Extracted text -
My sister is holding 5000 of my personal property stating I owe her rent. We never agreed to this in writing or verbally. It was understood that I would stay there and be her care giver. She barred me access as she changed the locks. Should I take her to small claims court or the police? This happened in the state of Washington
Asked on September 2, 2017 under Real Estate Law, Washington
Answers:
SJZ, Member, New York Bar / FreeAdvice Contributing Attorney
Answered 7 years ago | Contributor
Try calling the police first: they will probably not help, since they tend to incorrectly see this as a "civil," not criminal matter--even though, make no mistake, it is criminal (e.g. theft; extortion)--but contacting them is free; you lose nothing by trying the police, and if they help you, that will get you your belongings.
If they won't help, then you will need to sue. The easiest and fastest way to proceed is what you suggest: a small claims lawsuit for the value of your belongings, which case could be settle or resolved by her returning them. Even IF, for the sake of argument, you owed her rent, she would have no right to hold your belongins unless you had given her a security interest in them. Otherwise, her recourse would be to sue you for the rent she claims you owe. Therefore, she has no legal right to do this.
If she does sue or countersue for the rent, she'd have to prove the existence of a rental agreement (e.g. an oral or written lease) by documentation, credible testimony, or other evidence. Given the familial relationship, if she does not have a written lease, correspondence acknowledging a landlord-tenant relationship, or copies of checks by which you had evidently been paying her rent, it is unlikely that she will succeed in this regard.

Written task 1 - Copy the passage about the withheld belongings word for word, starting with "My sister is" and going on through "you your belongings.".
The rows below come from a different source than the passage about the withheld belongings above.

Extracted entries -

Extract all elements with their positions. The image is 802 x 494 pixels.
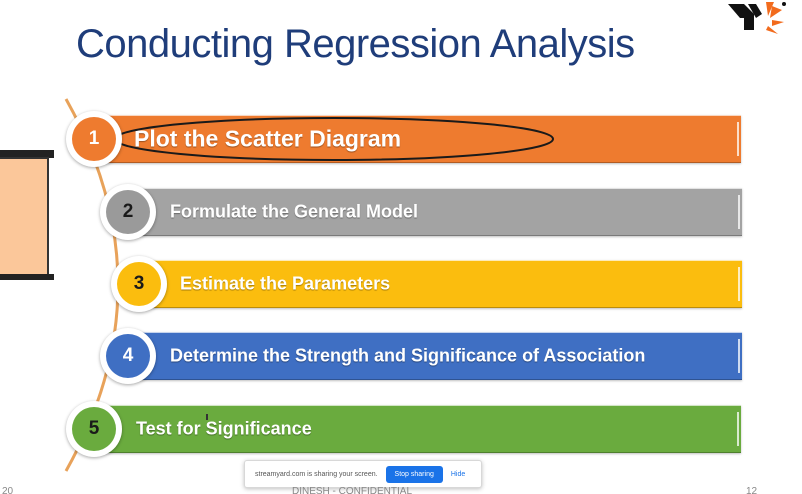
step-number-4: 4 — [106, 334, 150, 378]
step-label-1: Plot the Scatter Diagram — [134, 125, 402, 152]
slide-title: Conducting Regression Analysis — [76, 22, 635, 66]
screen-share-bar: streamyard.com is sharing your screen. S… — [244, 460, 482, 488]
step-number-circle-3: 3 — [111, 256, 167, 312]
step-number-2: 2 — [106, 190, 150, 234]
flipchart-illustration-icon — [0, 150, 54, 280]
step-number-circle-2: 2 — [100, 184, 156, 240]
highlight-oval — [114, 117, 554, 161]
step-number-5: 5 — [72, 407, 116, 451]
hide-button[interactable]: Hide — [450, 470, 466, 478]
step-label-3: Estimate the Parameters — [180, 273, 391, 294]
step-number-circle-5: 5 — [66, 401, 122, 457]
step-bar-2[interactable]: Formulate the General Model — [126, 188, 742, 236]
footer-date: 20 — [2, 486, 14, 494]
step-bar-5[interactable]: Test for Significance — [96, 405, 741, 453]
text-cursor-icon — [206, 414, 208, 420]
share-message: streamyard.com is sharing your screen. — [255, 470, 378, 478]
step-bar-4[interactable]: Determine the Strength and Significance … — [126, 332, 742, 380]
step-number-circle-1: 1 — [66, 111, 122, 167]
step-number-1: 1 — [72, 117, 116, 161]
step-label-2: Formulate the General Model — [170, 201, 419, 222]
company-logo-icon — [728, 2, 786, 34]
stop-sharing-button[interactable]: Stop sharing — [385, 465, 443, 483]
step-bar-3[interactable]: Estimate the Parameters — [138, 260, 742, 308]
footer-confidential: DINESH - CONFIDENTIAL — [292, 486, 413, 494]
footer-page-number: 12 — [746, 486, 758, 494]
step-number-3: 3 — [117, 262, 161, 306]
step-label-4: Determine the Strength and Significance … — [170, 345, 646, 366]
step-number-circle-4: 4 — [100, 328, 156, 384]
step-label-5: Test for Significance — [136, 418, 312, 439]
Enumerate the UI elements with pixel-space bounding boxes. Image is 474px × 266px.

---

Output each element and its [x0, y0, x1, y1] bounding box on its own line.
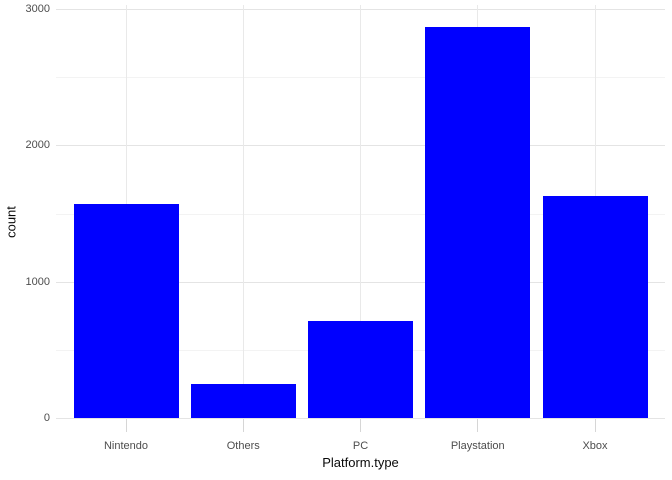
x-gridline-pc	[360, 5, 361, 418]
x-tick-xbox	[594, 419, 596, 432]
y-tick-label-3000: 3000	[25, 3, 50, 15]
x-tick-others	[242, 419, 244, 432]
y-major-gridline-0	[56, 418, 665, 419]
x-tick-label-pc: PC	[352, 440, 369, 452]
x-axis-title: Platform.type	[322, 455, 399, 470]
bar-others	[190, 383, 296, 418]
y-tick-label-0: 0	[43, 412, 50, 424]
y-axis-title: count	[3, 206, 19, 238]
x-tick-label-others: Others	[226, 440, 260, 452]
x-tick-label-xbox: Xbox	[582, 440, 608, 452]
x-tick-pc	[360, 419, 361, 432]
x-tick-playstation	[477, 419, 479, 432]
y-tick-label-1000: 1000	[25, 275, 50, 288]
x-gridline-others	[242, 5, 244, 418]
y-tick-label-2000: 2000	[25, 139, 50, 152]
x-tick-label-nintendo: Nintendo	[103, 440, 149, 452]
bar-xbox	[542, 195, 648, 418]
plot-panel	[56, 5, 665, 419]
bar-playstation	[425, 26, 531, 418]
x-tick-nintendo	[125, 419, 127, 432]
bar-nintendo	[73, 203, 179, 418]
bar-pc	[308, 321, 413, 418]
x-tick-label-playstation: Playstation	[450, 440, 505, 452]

Written task 2 - Identify every row above that contains the string "bounding", and copy each of those rows in full.

Task result 1 -
My sister is holding 5000 of my personal property stating I owe her rent. We never agreed to this in writing or verbally. It was understood that I would stay there and be her care giver. She barred me access as she changed the locks. Should I take her to small claims court or the police? This happened in the state of Washington
Asked on September 2, 2017 under Real Estate Law, Washington
Answers:
SJZ, Member, New York Bar / FreeAdvice Contributing Attorney
Answered 7 years ago | Contributor
Try calling the police first: they will probably not help, since they tend to incorrectly see this as a "civil," not criminal matter--even though, make no mistake, it is criminal (e.g. theft; extortion)--but contacting them is free; you lose nothing by trying the police, and if they help you, that will get you your belongings.

Task result 2 -
Enumerate the UI elements with pixel-space bounding boxes. Image is 474px × 266px.
Output each element and its [x0, y0, x1, y1] bounding box on its own line.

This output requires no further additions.